**Task statement:** Make an exact copy of the entries below.

[Dataset records]

----

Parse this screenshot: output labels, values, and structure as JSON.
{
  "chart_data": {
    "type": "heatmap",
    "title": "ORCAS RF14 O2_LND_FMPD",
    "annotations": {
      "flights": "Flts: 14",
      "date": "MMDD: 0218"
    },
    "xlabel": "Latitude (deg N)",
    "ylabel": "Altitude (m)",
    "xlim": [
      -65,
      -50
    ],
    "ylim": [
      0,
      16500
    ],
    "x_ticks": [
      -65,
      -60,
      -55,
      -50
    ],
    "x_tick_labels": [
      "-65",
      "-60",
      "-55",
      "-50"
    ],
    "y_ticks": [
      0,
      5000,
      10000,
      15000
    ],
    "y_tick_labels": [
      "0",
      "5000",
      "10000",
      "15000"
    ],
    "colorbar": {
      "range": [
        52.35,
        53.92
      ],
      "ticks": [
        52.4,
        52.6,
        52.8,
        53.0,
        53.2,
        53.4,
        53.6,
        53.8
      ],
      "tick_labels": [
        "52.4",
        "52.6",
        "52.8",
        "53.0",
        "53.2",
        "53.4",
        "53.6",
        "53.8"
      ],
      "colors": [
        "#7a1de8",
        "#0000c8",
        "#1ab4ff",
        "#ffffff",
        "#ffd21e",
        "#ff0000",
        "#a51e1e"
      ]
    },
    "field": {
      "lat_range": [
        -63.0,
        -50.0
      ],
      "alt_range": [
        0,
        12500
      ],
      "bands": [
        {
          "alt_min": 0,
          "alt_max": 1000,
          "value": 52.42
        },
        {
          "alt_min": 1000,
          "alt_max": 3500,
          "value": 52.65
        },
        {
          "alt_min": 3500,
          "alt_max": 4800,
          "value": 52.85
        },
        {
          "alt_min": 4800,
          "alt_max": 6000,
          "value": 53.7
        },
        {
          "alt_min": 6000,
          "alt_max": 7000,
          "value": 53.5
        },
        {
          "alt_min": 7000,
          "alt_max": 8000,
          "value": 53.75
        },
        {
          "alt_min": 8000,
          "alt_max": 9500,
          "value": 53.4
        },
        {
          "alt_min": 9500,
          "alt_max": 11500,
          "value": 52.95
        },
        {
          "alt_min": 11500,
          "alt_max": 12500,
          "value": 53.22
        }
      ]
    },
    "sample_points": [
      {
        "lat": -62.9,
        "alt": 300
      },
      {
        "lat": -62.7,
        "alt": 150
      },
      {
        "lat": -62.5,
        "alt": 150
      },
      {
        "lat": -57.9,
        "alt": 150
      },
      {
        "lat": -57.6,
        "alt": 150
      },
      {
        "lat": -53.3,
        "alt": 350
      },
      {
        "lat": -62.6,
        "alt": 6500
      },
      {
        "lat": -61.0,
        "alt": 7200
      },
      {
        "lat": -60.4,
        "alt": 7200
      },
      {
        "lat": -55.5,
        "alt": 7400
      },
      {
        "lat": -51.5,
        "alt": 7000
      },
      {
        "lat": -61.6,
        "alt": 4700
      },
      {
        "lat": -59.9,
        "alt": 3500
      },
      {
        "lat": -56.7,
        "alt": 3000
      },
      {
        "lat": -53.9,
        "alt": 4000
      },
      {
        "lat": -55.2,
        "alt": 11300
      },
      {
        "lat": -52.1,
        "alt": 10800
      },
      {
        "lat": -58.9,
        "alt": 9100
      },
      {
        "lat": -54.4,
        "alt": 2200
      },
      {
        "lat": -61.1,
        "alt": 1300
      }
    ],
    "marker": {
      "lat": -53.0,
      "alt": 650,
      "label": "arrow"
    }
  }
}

----

**Complete response:**
Parse this screenshot: output labels, values, and structure as JSON.
{
  "chart_data": {
    "type": "heatmap",
    "title": "ORCAS RF14 O2_LND_FMPD",
    "annotations": {
      "flights": "Flts: 14",
      "date": "MMDD: 0218"
    },
    "xlabel": "Latitude (deg N)",
    "ylabel": "Altitude (m)",
    "xlim": [
      -65,
      -50
    ],
    "ylim": [
      0,
      16500
    ],
    "x_ticks": [
      -65,
      -60,
      -55,
      -50
    ],
    "x_tick_labels": [
      "-65",
      "-60",
      "-55",
      "-50"
    ],
    "y_ticks": [
      0,
      5000,
      10000,
      15000
    ],
    "y_tick_labels": [
      "0",
      "5000",
      "10000",
      "15000"
    ],
    "colorbar": {
      "range": [
        52.35,
        53.92
      ],
      "ticks": [
        52.4,
        52.6,
        52.8,
        53.0,
        53.2,
        53.4,
        53.6,
        53.8
      ],
      "tick_labels": [
        "52.4",
        "52.6",
        "52.8",
        "53.0",
        "53.2",
        "53.4",
        "53.6",
        "53.8"
      ],
      "colors": [
        "#7a1de8",
        "#0000c8",
        "#1ab4ff",
        "#ffffff",
        "#ffd21e",
        "#ff0000",
        "#a51e1e"
      ]
    },
    "field": {
      "lat_range": [
        -63.0,
        -50.0
      ],
      "alt_range": [
        0,
        12500
      ],
      "bands": [
        {
          "alt_min": 0,
          "alt_max": 1000,
          "value": 52.42
        },
        {
          "alt_min": 1000,
          "alt_max": 3500,
          "value": 52.65
        },
        {
          "alt_min": 3500,
          "alt_max": 4800,
          "value": 52.85
        },
        {
          "alt_min": 4800,
          "alt_max": 6000,
          "value": 53.7
        },
        {
          "alt_min": 6000,
          "alt_max": 7000,
          "value": 53.5
        },
        {
          "alt_min": 7000,
          "alt_max": 8000,
          "value": 53.75
        },
        {
          "alt_min": 8000,
          "alt_max": 9500,
          "value": 53.4
        },
        {
          "alt_min": 9500,
          "alt_max": 11500,
          "value": 52.95
        },
        {
          "alt_min": 11500,
          "alt_max": 12500,
          "value": 53.22
        }
      ]
    },
    "sample_points": [
      {
        "lat": -62.9,
        "alt": 300
      },
      {
        "lat": -62.7,
        "alt": 150
      },
      {
        "lat": -62.5,
        "alt": 150
      },
      {
        "lat": -57.9,
        "alt": 150
      },
      {
        "lat": -57.6,
        "alt": 150
      },
      {
        "lat": -53.3,
        "alt": 350
      },
      {
        "lat": -62.6,
        "alt": 6500
      },
      {
        "lat": -61.0,
        "alt": 7200
      },
      {
        "lat": -60.4,
        "alt": 7200
      },
      {
        "lat": -55.5,
        "alt": 7400
      },
      {
        "lat": -51.5,
        "alt": 7000
      },
      {
        "lat": -61.6,
        "alt": 4700
      },
      {
        "lat": -59.9,
        "alt": 3500
      },
      {
        "lat": -56.7,
        "alt": 3000
      },
      {
        "lat": -53.9,
        "alt": 4000
      },
      {
        "lat": -55.2,
        "alt": 11300
      },
      {
        "lat": -52.1,
        "alt": 10800
      },
      {
        "lat": -58.9,
        "alt": 9100
      },
      {
        "lat": -54.4,
        "alt": 2200
      },
      {
        "lat": -61.1,
        "alt": 1300
      }
    ],
    "marker": {
      "lat": -53.0,
      "alt": 650,
      "label": "arrow"
    }
  }
}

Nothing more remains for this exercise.